--- The task ---
Collect all lines from the records below that include the word "screenshot".

--- Rows ---
╭──
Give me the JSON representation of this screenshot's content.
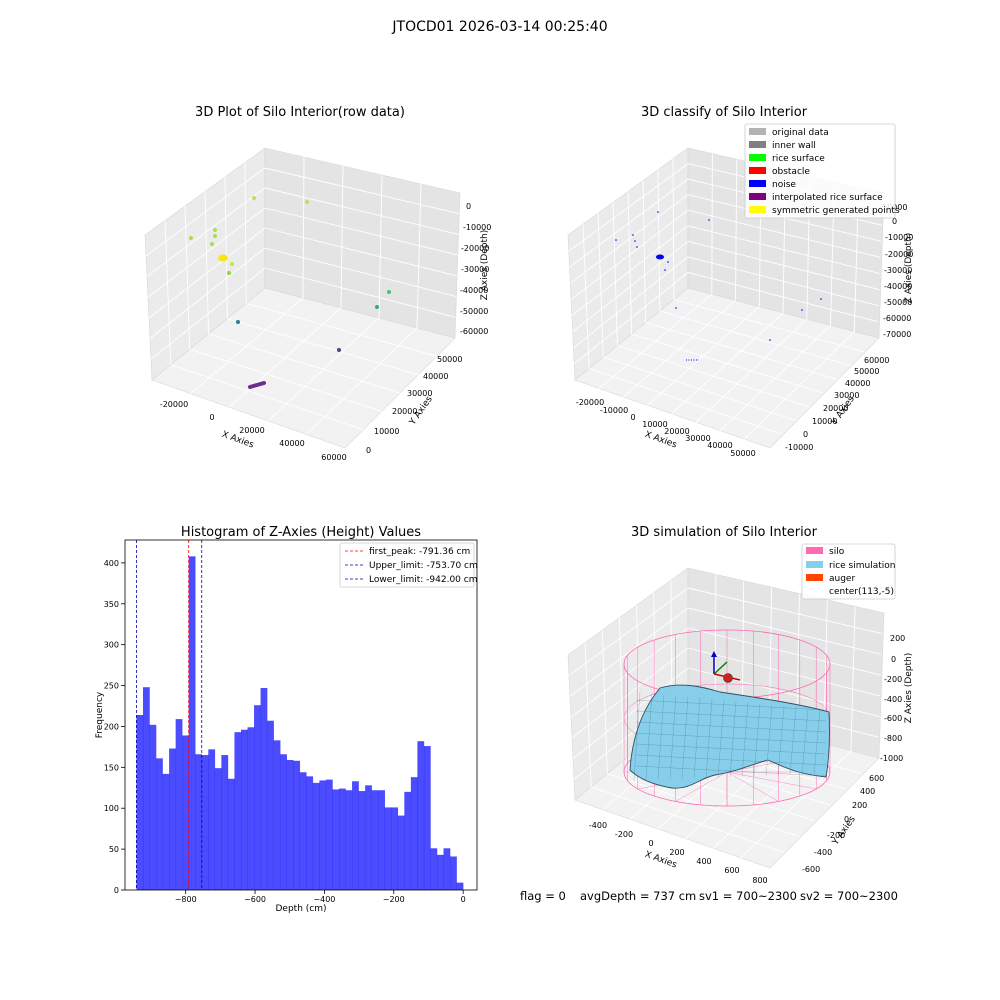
{
  "figure": {
    "suptitle": "JTOCD01 2026-03-14 00:25:40",
    "status": {
      "flag": "flag = 0",
      "avg": "avgDepth = 737 cm",
      "sv1": "sv1 = 700~2300",
      "sv2": "sv2 = 700~2300"
    }
  },
  "colors": {
    "original data": "#b3b3b3",
    "inner wall": "#808080",
    "rice surface": "#00ff00",
    "obstacle": "#ff0000",
    "noise": "#0000ff",
    "interpolated rice surface": "#800080",
    "symmetric generated points": "#ffff00",
    "silo": "#ff69b4",
    "rice simulation": "#87ceeb",
    "auger": "#ff4500",
    "histogram bar": "#0000ff",
    "first peak line": "#ff0000",
    "limit lines": "#0000aa"
  },
  "chart_data": [
    {
      "type": "scatter",
      "title": "3D Plot of Silo Interior(row data)",
      "xlabel": "X Axies",
      "ylabel": "Y Axies",
      "zlabel": "Z Axies (Depth)",
      "xticks": [
        "-20000",
        "0",
        "20000",
        "40000",
        "60000"
      ],
      "yticks": [
        "0",
        "10000",
        "20000",
        "30000",
        "40000",
        "50000"
      ],
      "zticks": [
        "0",
        "-10000",
        "-20000",
        "-30000",
        "-40000",
        "-50000",
        "-60000"
      ],
      "grid": true
    },
    {
      "type": "scatter",
      "title": "3D classify of Silo Interior",
      "xlabel": "X Axies",
      "ylabel": "Y Axies",
      "zlabel": "Z Axies (Depth)",
      "xticks": [
        "-20000",
        "-10000",
        "0",
        "10000",
        "20000",
        "30000",
        "40000",
        "50000"
      ],
      "yticks": [
        "-10000",
        "0",
        "10000",
        "20000",
        "30000",
        "40000",
        "50000",
        "60000"
      ],
      "zticks": [
        "10000",
        "0",
        "-10000",
        "-20000",
        "-30000",
        "-40000",
        "-50000",
        "-60000",
        "-70000"
      ],
      "legend": [
        "original data",
        "inner wall",
        "rice surface",
        "obstacle",
        "noise",
        "interpolated rice surface",
        "symmetric generated points"
      ],
      "legend_position": "top-right",
      "grid": true
    },
    {
      "type": "bar",
      "title": "Histogram of Z-Axies (Height) Values",
      "xlabel": "Depth (cm)",
      "ylabel": "Frequency",
      "xlim": [
        -975,
        40
      ],
      "ylim": [
        0,
        428
      ],
      "xticks": [
        -800,
        -600,
        -400,
        -200,
        0
      ],
      "yticks": [
        0,
        50,
        100,
        150,
        200,
        250,
        300,
        350,
        400
      ],
      "bin_start": -942,
      "bin_width": 18.84,
      "values": [
        214,
        248,
        202,
        161,
        142,
        173,
        209,
        189,
        408,
        166,
        165,
        172,
        149,
        165,
        136,
        193,
        196,
        199,
        226,
        247,
        207,
        183,
        166,
        159,
        158,
        144,
        139,
        131,
        134,
        135,
        123,
        124,
        122,
        133,
        121,
        128,
        122,
        122,
        101,
        101,
        91,
        120,
        138,
        182,
        176,
        51,
        43,
        51,
        41,
        9
      ],
      "vlines": [
        {
          "label": "first_peak: -791.36 cm",
          "x": -791.36,
          "color": "first peak line"
        },
        {
          "label": "Upper_limit: -753.70 cm",
          "x": -753.7,
          "color": "limit lines"
        },
        {
          "label": "Lower_limit: -942.00 cm",
          "x": -942.0,
          "color": "limit lines"
        }
      ],
      "legend_position": "top-right",
      "grid": false
    },
    {
      "type": "surface",
      "title": "3D simulation of Silo Interior",
      "xlabel": "X Axies",
      "ylabel": "Y Axies",
      "zlabel": "Z Axies (Depth)",
      "xticks": [
        "-400",
        "-200",
        "0",
        "200",
        "400",
        "600",
        "800"
      ],
      "yticks": [
        "-600",
        "-400",
        "-200",
        "0",
        "200",
        "400",
        "600"
      ],
      "zticks": [
        "200",
        "0",
        "-200",
        "-400",
        "-600",
        "-800",
        "-1000"
      ],
      "legend": [
        "silo",
        "rice simulation",
        "auger",
        "center(113,-5)"
      ],
      "legend_position": "top-right",
      "grid": true
    }
  ]
}
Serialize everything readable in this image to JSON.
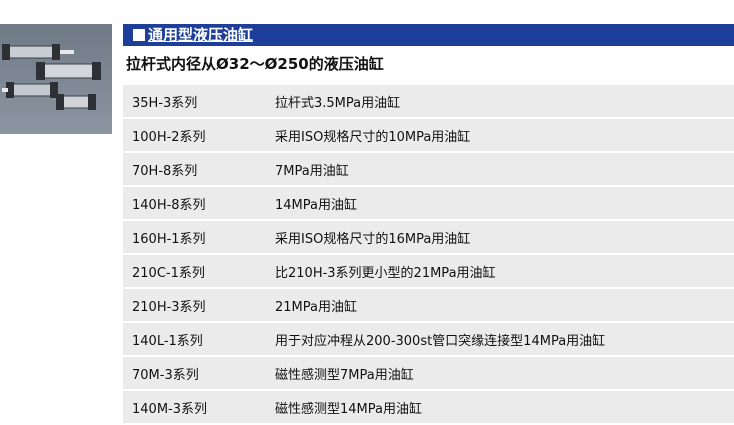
{
  "header": {
    "title": "通用型液压油缸"
  },
  "subtitle": "拉杆式内径从Ø32～Ø250的液压油缸",
  "series": [
    {
      "model": "35H-3系列",
      "desc": "拉杆式3.5MPa用油缸"
    },
    {
      "model": "100H-2系列",
      "desc": "采用ISO规格尺寸的10MPa用油缸"
    },
    {
      "model": "70H-8系列",
      "desc": "7MPa用油缸"
    },
    {
      "model": "140H-8系列",
      "desc": "14MPa用油缸"
    },
    {
      "model": "160H-1系列",
      "desc": "采用ISO规格尺寸的16MPa用油缸"
    },
    {
      "model": "210C-1系列",
      "desc": "比210H-3系列更小型的21MPa用油缸"
    },
    {
      "model": "210H-3系列",
      "desc": "21MPa用油缸"
    },
    {
      "model": "140L-1系列",
      "desc": "用于对应冲程从200-300st管口突缘连接型14MPa用油缸"
    },
    {
      "model": "70M-3系列",
      "desc": "磁性感测型7MPa用油缸"
    },
    {
      "model": "140M-3系列",
      "desc": "磁性感测型14MPa用油缸"
    }
  ],
  "colors": {
    "banner": "#1d3f9a",
    "row": "#ebebeb"
  },
  "icons": {
    "zoom": "enlarge-icon"
  }
}
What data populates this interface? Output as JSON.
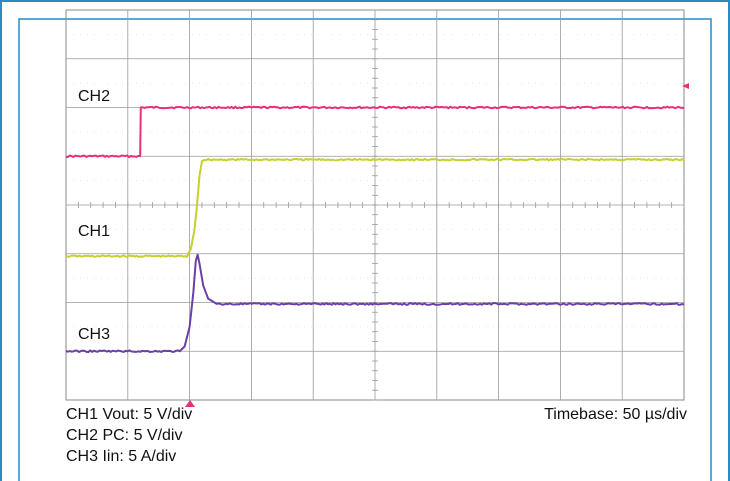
{
  "chart_data": {
    "type": "line",
    "title": "",
    "grid": true,
    "grid_divisions": {
      "horizontal": 10,
      "vertical": 8
    },
    "x_unit": "µs",
    "x_per_div": 50,
    "xlim": [
      0,
      500
    ],
    "series": [
      {
        "name": "CH2",
        "label": "CH2",
        "color": "#e8307a",
        "scale": "5 V/div",
        "points": [
          [
            0,
            5.0
          ],
          [
            60,
            5.0
          ],
          [
            60.5,
            6.0
          ],
          [
            500,
            6.0
          ]
        ],
        "y_div_offset": 0
      },
      {
        "name": "CH1",
        "label": "CH1",
        "color": "#c6d02e",
        "scale": "5 V/div",
        "points": [
          [
            0,
            2.95
          ],
          [
            98,
            2.95
          ],
          [
            101,
            3.1
          ],
          [
            104,
            3.5
          ],
          [
            106,
            4.0
          ],
          [
            108,
            4.6
          ],
          [
            110,
            4.9
          ],
          [
            112,
            4.93
          ],
          [
            500,
            4.93
          ]
        ],
        "y_div_offset": 0
      },
      {
        "name": "CH3",
        "label": "CH3",
        "color": "#6a3fa8",
        "scale": "5 A/div",
        "points": [
          [
            0,
            1.0
          ],
          [
            92,
            1.0
          ],
          [
            96,
            1.1
          ],
          [
            100,
            1.5
          ],
          [
            103,
            2.2
          ],
          [
            105,
            2.85
          ],
          [
            106.5,
            2.98
          ],
          [
            108,
            2.8
          ],
          [
            111,
            2.35
          ],
          [
            115,
            2.08
          ],
          [
            122,
            1.97
          ],
          [
            500,
            1.97
          ]
        ],
        "y_div_offset": 0
      }
    ],
    "settings": {
      "ch1": "CH1 Vout: 5 V/div",
      "ch2": "CH2 PC: 5 V/div",
      "ch3": "CH3 Iin: 5 A/div",
      "timebase": "Timebase: 50  µs/div"
    },
    "colors": {
      "border": "#2a8ac4",
      "grid": "#9a9a9a",
      "trigger_marker": "#e8307a"
    }
  }
}
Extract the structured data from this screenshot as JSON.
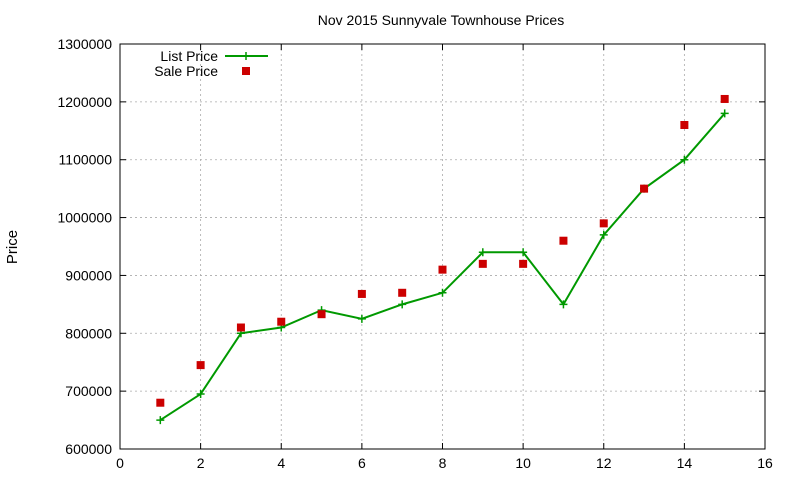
{
  "chart_data": {
    "type": "line",
    "title": "Nov 2015 Sunnyvale Townhouse Prices",
    "xlabel": "",
    "ylabel": "Price",
    "xlim": [
      0,
      16
    ],
    "ylim": [
      600000,
      1300000
    ],
    "x_ticks": [
      0,
      2,
      4,
      6,
      8,
      10,
      12,
      14,
      16
    ],
    "y_ticks": [
      600000,
      700000,
      800000,
      900000,
      1000000,
      1100000,
      1200000,
      1300000
    ],
    "grid": true,
    "legend_position": "top-left",
    "x": [
      1,
      2,
      3,
      4,
      5,
      6,
      7,
      8,
      9,
      10,
      11,
      12,
      13,
      14,
      15
    ],
    "series": [
      {
        "name": "List Price",
        "style": "line-plus",
        "color": "#009900",
        "values": [
          650000,
          695000,
          800000,
          810000,
          840000,
          825000,
          850000,
          870000,
          940000,
          940000,
          850000,
          970000,
          1050000,
          1100000,
          1180000
        ]
      },
      {
        "name": "Sale Price",
        "style": "square-points",
        "color": "#cc0000",
        "values": [
          680000,
          745000,
          810000,
          820000,
          833000,
          868000,
          870000,
          910000,
          920000,
          920000,
          960000,
          990000,
          1050000,
          1160000,
          1205000
        ]
      }
    ]
  }
}
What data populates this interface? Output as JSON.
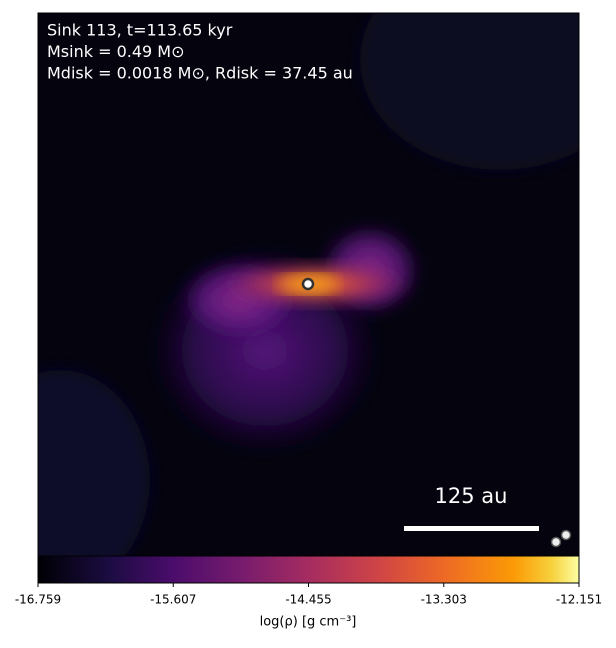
{
  "chart_data": {
    "type": "image",
    "annotations": [
      "Sink 113, t=113.65 kyr",
      "Msink = 0.49 M⊙",
      "Mdisk = 0.0018 M⊙, Rdisk = 37.45 au"
    ],
    "scale_bar_label": "125 au",
    "colorbar": {
      "label": "log(ρ) [g cm⁻³]",
      "lim": [
        -16.759,
        -12.151
      ],
      "ticks": [
        -16.759,
        -15.607,
        -14.455,
        -13.303,
        -12.151
      ]
    }
  }
}
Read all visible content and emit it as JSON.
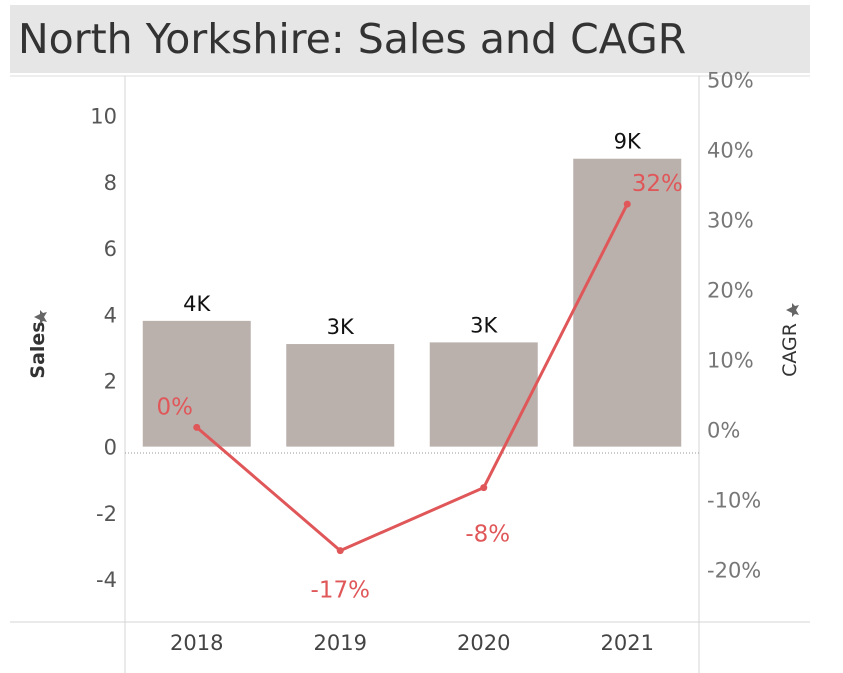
{
  "title": "North Yorkshire: Sales and CAGR",
  "colors": {
    "bar": "#bab1ad",
    "line": "#e05759",
    "title_bg": "#e6e6e6"
  },
  "chart_data": {
    "type": "bar",
    "categories": [
      "2018",
      "2019",
      "2020",
      "2021"
    ],
    "series": [
      {
        "name": "Sales",
        "type": "bar",
        "axis": "left",
        "values": [
          3.8,
          3.1,
          3.15,
          8.7
        ],
        "labels": [
          "4K",
          "3K",
          "3K",
          "9K"
        ]
      },
      {
        "name": "CAGR",
        "type": "line",
        "axis": "right",
        "values": [
          0.3,
          -17.3,
          -8.3,
          32.2
        ],
        "labels": [
          "0%",
          "-17%",
          "-8%",
          "32%"
        ]
      }
    ],
    "ylabel": "Sales",
    "y2label": "CAGR",
    "ylim": [
      -5.3,
      11.2
    ],
    "y2lim": [
      -27.5,
      50.5
    ],
    "yticks": [
      "10",
      "8",
      "6",
      "4",
      "2",
      "0",
      "-2",
      "-4"
    ],
    "y2ticks": [
      "50%",
      "40%",
      "30%",
      "20%",
      "10%",
      "0%",
      "-10%",
      "-20%"
    ],
    "grid": false
  }
}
╰──
--- Reply to the exercise ---
Give me the JSON representation of this screenshot's content.
Extract the structured data from this screenshot as JSON.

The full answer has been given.